Entries shown:
## Start

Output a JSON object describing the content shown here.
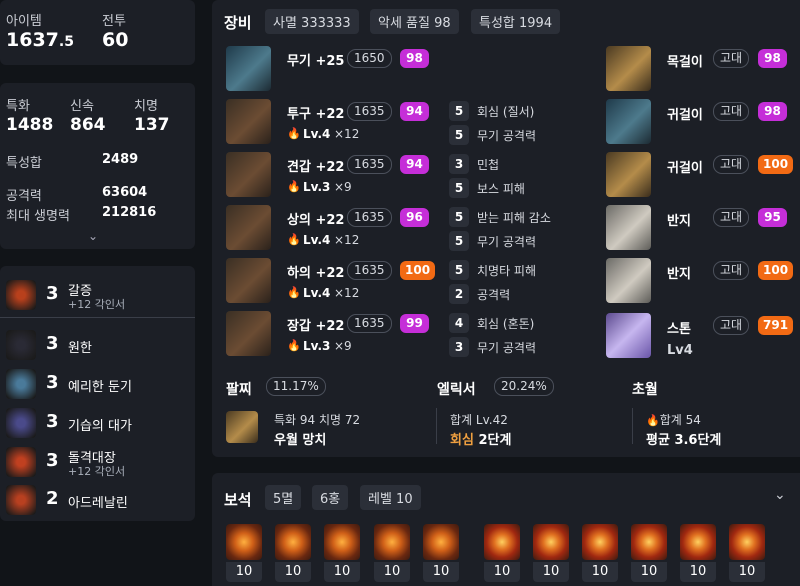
{
  "summary": {
    "item_label": "아이템",
    "item_int": "1637",
    "item_dec": ".5",
    "combat_label": "전투",
    "combat_value": "60"
  },
  "stats": {
    "crit_label": "특화",
    "crit_value": "1488",
    "swift_label": "신속",
    "swift_value": "864",
    "fatal_label": "치명",
    "fatal_value": "137",
    "total_label": "특성합",
    "total_value": "2489",
    "atk_label": "공격력",
    "atk_value": "63604",
    "hp_label": "최대 생명력",
    "hp_value": "212816"
  },
  "engravings": [
    {
      "level": "3",
      "name": "갈증",
      "sub": "+12 각인서"
    },
    {
      "level": "3",
      "name": "원한",
      "sub": ""
    },
    {
      "level": "3",
      "name": "예리한 둔기",
      "sub": ""
    },
    {
      "level": "3",
      "name": "기습의 대가",
      "sub": ""
    },
    {
      "level": "3",
      "name": "돌격대장",
      "sub": "+12 각인서"
    },
    {
      "level": "2",
      "name": "아드레날린",
      "sub": ""
    }
  ],
  "equipment": {
    "title": "장비",
    "tags": [
      "사멸 333333",
      "악세 품질 98",
      "특성합 1994"
    ],
    "gear": [
      {
        "name": "무기 +25",
        "ilvl": "1650",
        "quality": "98",
        "qcolor": "pink",
        "lv": "",
        "mult": "",
        "opts": []
      },
      {
        "name": "투구 +22",
        "ilvl": "1635",
        "quality": "94",
        "qcolor": "pink",
        "lv": "Lv.4",
        "mult": "×12",
        "opts": [
          [
            "5",
            "회심 (질서)"
          ],
          [
            "5",
            "무기 공격력"
          ]
        ]
      },
      {
        "name": "견갑 +22",
        "ilvl": "1635",
        "quality": "94",
        "qcolor": "pink",
        "lv": "Lv.3",
        "mult": "×9",
        "opts": [
          [
            "3",
            "민첩"
          ],
          [
            "5",
            "보스 피해"
          ]
        ]
      },
      {
        "name": "상의 +22",
        "ilvl": "1635",
        "quality": "96",
        "qcolor": "pink",
        "lv": "Lv.4",
        "mult": "×12",
        "opts": [
          [
            "5",
            "받는 피해 감소"
          ],
          [
            "5",
            "무기 공격력"
          ]
        ]
      },
      {
        "name": "하의 +22",
        "ilvl": "1635",
        "quality": "100",
        "qcolor": "orange",
        "lv": "Lv.4",
        "mult": "×12",
        "opts": [
          [
            "5",
            "치명타 피해"
          ],
          [
            "2",
            "공격력"
          ]
        ]
      },
      {
        "name": "장갑 +22",
        "ilvl": "1635",
        "quality": "99",
        "qcolor": "pink",
        "lv": "Lv.3",
        "mult": "×9",
        "opts": [
          [
            "4",
            "회심 (혼돈)"
          ],
          [
            "3",
            "무기 공격력"
          ]
        ]
      }
    ],
    "accessories": [
      {
        "name": "목걸이",
        "grade": "고대",
        "quality": "98",
        "qcolor": "pink"
      },
      {
        "name": "귀걸이",
        "grade": "고대",
        "quality": "98",
        "qcolor": "pink"
      },
      {
        "name": "귀걸이",
        "grade": "고대",
        "quality": "100",
        "qcolor": "orange"
      },
      {
        "name": "반지",
        "grade": "고대",
        "quality": "95",
        "qcolor": "pink"
      },
      {
        "name": "반지",
        "grade": "고대",
        "quality": "100",
        "qcolor": "orange"
      },
      {
        "name": "스톤",
        "grade": "고대",
        "quality": "791",
        "qcolor": "orange",
        "extra": "Lv4"
      }
    ],
    "bracelet": {
      "title": "팔찌",
      "pct": "11.17%",
      "line1": "특화 94  치명 72",
      "line2": "우월  망치"
    },
    "elixir": {
      "title": "엘릭서",
      "pct": "20.24%",
      "line1": "합계 Lv.42",
      "line2_a": "회심",
      "line2_b": "2단계"
    },
    "transcend": {
      "title": "초월",
      "line1": "합계 54",
      "line2": "평균 3.6단계"
    }
  },
  "gems": {
    "title": "보석",
    "tags": [
      "5멸",
      "6홍",
      "레벨 10"
    ],
    "levels": [
      "10",
      "10",
      "10",
      "10",
      "10",
      "10",
      "10",
      "10",
      "10",
      "10",
      "10"
    ]
  }
}
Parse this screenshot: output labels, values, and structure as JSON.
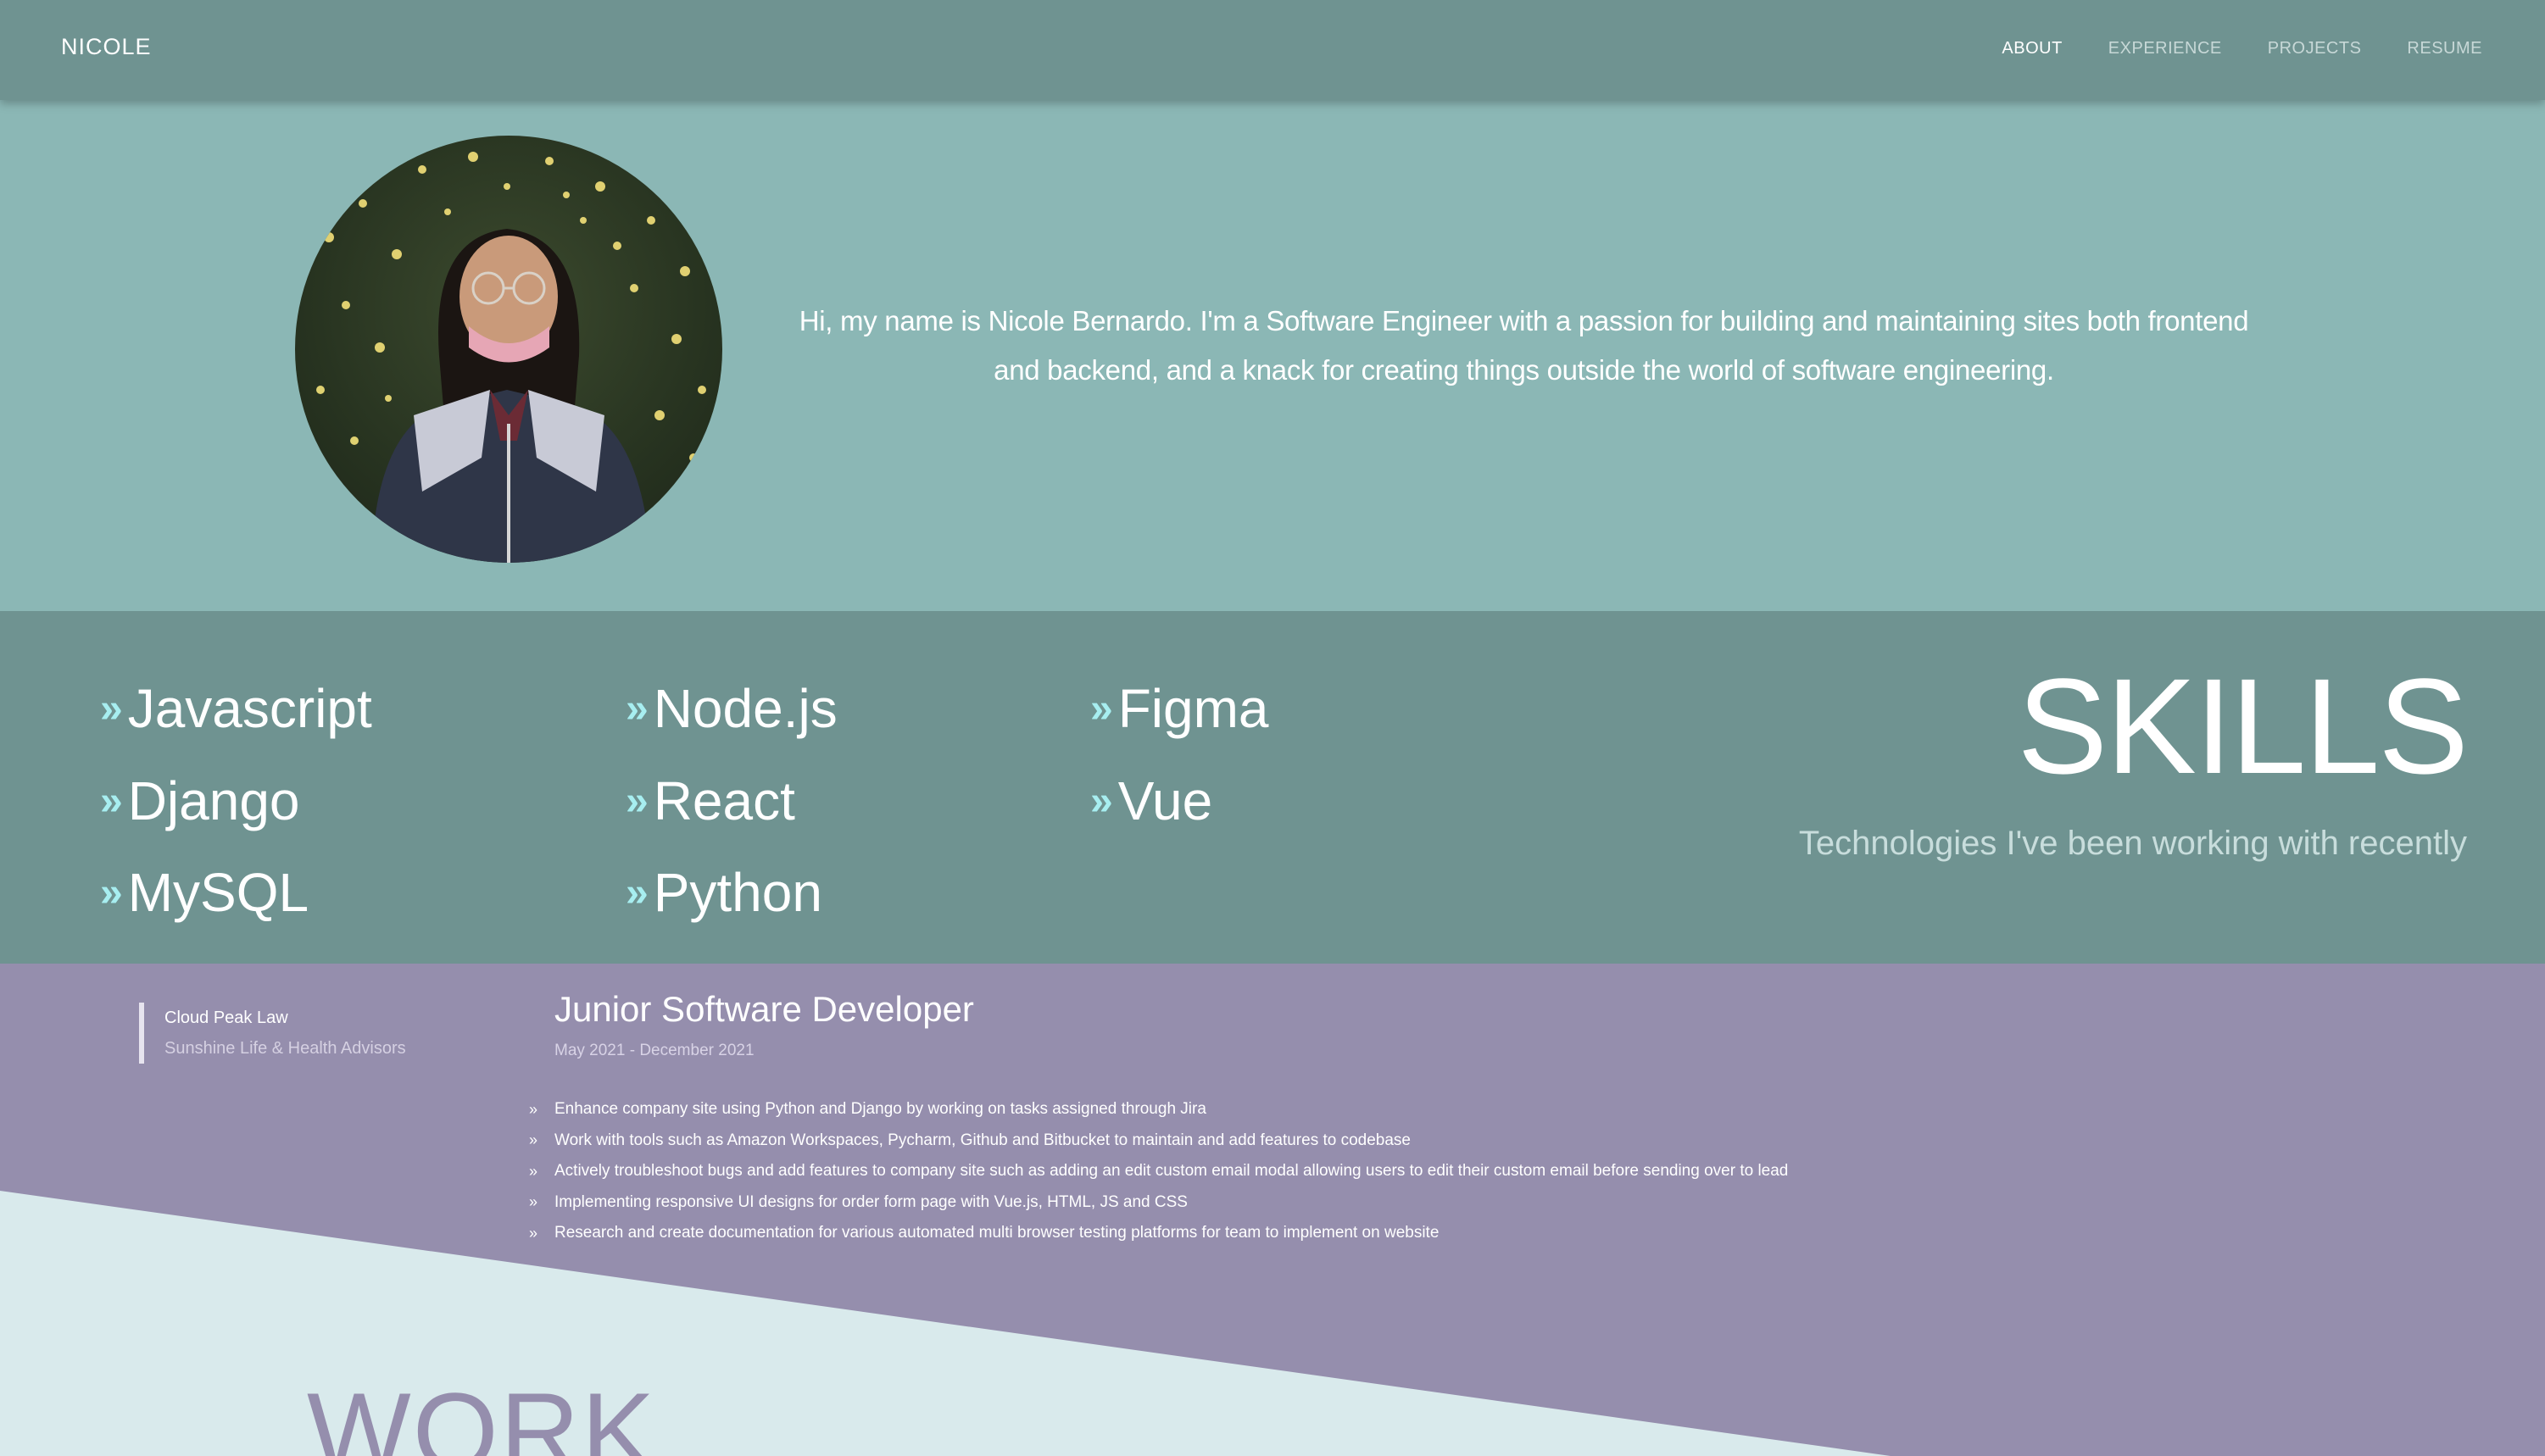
{
  "navbar": {
    "brand": "NICOLE",
    "links": [
      "ABOUT",
      "EXPERIENCE",
      "PROJECTS",
      "RESUME"
    ]
  },
  "about": {
    "bio": "Hi, my name is Nicole Bernardo. I'm a Software Engineer with a passion for building and maintaining sites both frontend and backend, and a knack for creating things outside the world of software engineering."
  },
  "skills": {
    "title": "SKILLS",
    "subtitle": "Technologies I've been working with recently",
    "items": [
      "Javascript",
      "Node.js",
      "Figma",
      "Django",
      "React",
      "Vue",
      "MySQL",
      "Python"
    ]
  },
  "experience": {
    "companies": [
      "Cloud Peak Law",
      "Sunshine Life & Health Advisors"
    ],
    "job_title": "Junior Software Developer",
    "dates": "May 2021 - December 2021",
    "bullets": [
      "Enhance company site using Python and Django by working on tasks assigned through Jira",
      "Work with tools such as Amazon Workspaces, Pycharm, Github and Bitbucket to maintain and add features to codebase",
      "Actively troubleshoot bugs and add features to company site such as adding an edit custom email modal allowing users to edit their custom email before sending over to lead",
      "Implementing responsive UI designs for order form page with Vue.js, HTML, JS and CSS",
      "Research and create documentation for various automated multi browser testing platforms for team to implement on website"
    ],
    "section_title": "WORK"
  },
  "colors": {
    "nav_bg": "#6f9391",
    "about_bg": "#8bb7b5",
    "skills_bg": "#6f9391",
    "experience_bg": "#958ead",
    "accent": "#a7eef0"
  }
}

## End

Task to complete:
Keep the pictures out of the copy and return the rest of the data above exactly.

Solution:
Output a JSON object describing the content shown here.
{
  "summary": {
    "item_label": "아이템",
    "item_int": "1637",
    "item_dec": ".5",
    "combat_label": "전투",
    "combat_value": "60"
  },
  "stats": {
    "crit_label": "특화",
    "crit_value": "1488",
    "swift_label": "신속",
    "swift_value": "864",
    "fatal_label": "치명",
    "fatal_value": "137",
    "total_label": "특성합",
    "total_value": "2489",
    "atk_label": "공격력",
    "atk_value": "63604",
    "hp_label": "최대 생명력",
    "hp_value": "212816"
  },
  "engravings": [
    {
      "level": "3",
      "name": "갈증",
      "sub": "+12 각인서"
    },
    {
      "level": "3",
      "name": "원한",
      "sub": ""
    },
    {
      "level": "3",
      "name": "예리한 둔기",
      "sub": ""
    },
    {
      "level": "3",
      "name": "기습의 대가",
      "sub": ""
    },
    {
      "level": "3",
      "name": "돌격대장",
      "sub": "+12 각인서"
    },
    {
      "level": "2",
      "name": "아드레날린",
      "sub": ""
    }
  ],
  "equipment": {
    "title": "장비",
    "tags": [
      "사멸 333333",
      "악세 품질 98",
      "특성합 1994"
    ],
    "gear": [
      {
        "name": "무기 +25",
        "ilvl": "1650",
        "quality": "98",
        "qcolor": "pink",
        "lv": "",
        "mult": "",
        "opts": []
      },
      {
        "name": "투구 +22",
        "ilvl": "1635",
        "quality": "94",
        "qcolor": "pink",
        "lv": "Lv.4",
        "mult": "×12",
        "opts": [
          [
            "5",
            "회심 (질서)"
          ],
          [
            "5",
            "무기 공격력"
          ]
        ]
      },
      {
        "name": "견갑 +22",
        "ilvl": "1635",
        "quality": "94",
        "qcolor": "pink",
        "lv": "Lv.3",
        "mult": "×9",
        "opts": [
          [
            "3",
            "민첩"
          ],
          [
            "5",
            "보스 피해"
          ]
        ]
      },
      {
        "name": "상의 +22",
        "ilvl": "1635",
        "quality": "96",
        "qcolor": "pink",
        "lv": "Lv.4",
        "mult": "×12",
        "opts": [
          [
            "5",
            "받는 피해 감소"
          ],
          [
            "5",
            "무기 공격력"
          ]
        ]
      },
      {
        "name": "하의 +22",
        "ilvl": "1635",
        "quality": "100",
        "qcolor": "orange",
        "lv": "Lv.4",
        "mult": "×12",
        "opts": [
          [
            "5",
            "치명타 피해"
          ],
          [
            "2",
            "공격력"
          ]
        ]
      },
      {
        "name": "장갑 +22",
        "ilvl": "1635",
        "quality": "99",
        "qcolor": "pink",
        "lv": "Lv.3",
        "mult": "×9",
        "opts": [
          [
            "4",
            "회심 (혼돈)"
          ],
          [
            "3",
            "무기 공격력"
          ]
        ]
      }
    ],
    "accessories": [
      {
        "name": "목걸이",
        "grade": "고대",
        "quality": "98",
        "qcolor": "pink"
      },
      {
        "name": "귀걸이",
        "grade": "고대",
        "quality": "98",
        "qcolor": "pink"
      },
      {
        "name": "귀걸이",
        "grade": "고대",
        "quality": "100",
        "qcolor": "orange"
      },
      {
        "name": "반지",
        "grade": "고대",
        "quality": "95",
        "qcolor": "pink"
      },
      {
        "name": "반지",
        "grade": "고대",
        "quality": "100",
        "qcolor": "orange"
      },
      {
        "name": "스톤",
        "grade": "고대",
        "quality": "791",
        "qcolor": "orange",
        "extra": "Lv4"
      }
    ],
    "bracelet": {
      "title": "팔찌",
      "pct": "11.17%",
      "line1": "특화 94  치명 72",
      "line2": "우월  망치"
    },
    "elixir": {
      "title": "엘릭서",
      "pct": "20.24%",
      "line1": "합계 Lv.42",
      "line2_a": "회심",
      "line2_b": "2단계"
    },
    "transcend": {
      "title": "초월",
      "line1": "합계 54",
      "line2": "평균 3.6단계"
    }
  },
  "gems": {
    "title": "보석",
    "tags": [
      "5멸",
      "6홍",
      "레벨 10"
    ],
    "levels": [
      "10",
      "10",
      "10",
      "10",
      "10",
      "10",
      "10",
      "10",
      "10",
      "10",
      "10"
    ]
  }
}
Parse this screenshot: output labels, values, and structure as JSON.
{
  "navbar": {
    "brand": "NICOLE",
    "links": [
      "ABOUT",
      "EXPERIENCE",
      "PROJECTS",
      "RESUME"
    ]
  },
  "about": {
    "bio": "Hi, my name is Nicole Bernardo. I'm a Software Engineer with a passion for building and maintaining sites both frontend and backend, and a knack for creating things outside the world of software engineering."
  },
  "skills": {
    "title": "SKILLS",
    "subtitle": "Technologies I've been working with recently",
    "items": [
      "Javascript",
      "Node.js",
      "Figma",
      "Django",
      "React",
      "Vue",
      "MySQL",
      "Python"
    ]
  },
  "experience": {
    "companies": [
      "Cloud Peak Law",
      "Sunshine Life & Health Advisors"
    ],
    "job_title": "Junior Software Developer",
    "dates": "May 2021 - December 2021",
    "bullets": [
      "Enhance company site using Python and Django by working on tasks assigned through Jira",
      "Work with tools such as Amazon Workspaces, Pycharm, Github and Bitbucket to maintain and add features to codebase",
      "Actively troubleshoot bugs and add features to company site such as adding an edit custom email modal allowing users to edit their custom email before sending over to lead",
      "Implementing responsive UI designs for order form page with Vue.js, HTML, JS and CSS",
      "Research and create documentation for various automated multi browser testing platforms for team to implement on website"
    ],
    "section_title": "WORK"
  },
  "colors": {
    "nav_bg": "#6f9391",
    "about_bg": "#8bb7b5",
    "skills_bg": "#6f9391",
    "experience_bg": "#958ead",
    "accent": "#a7eef0"
  }
}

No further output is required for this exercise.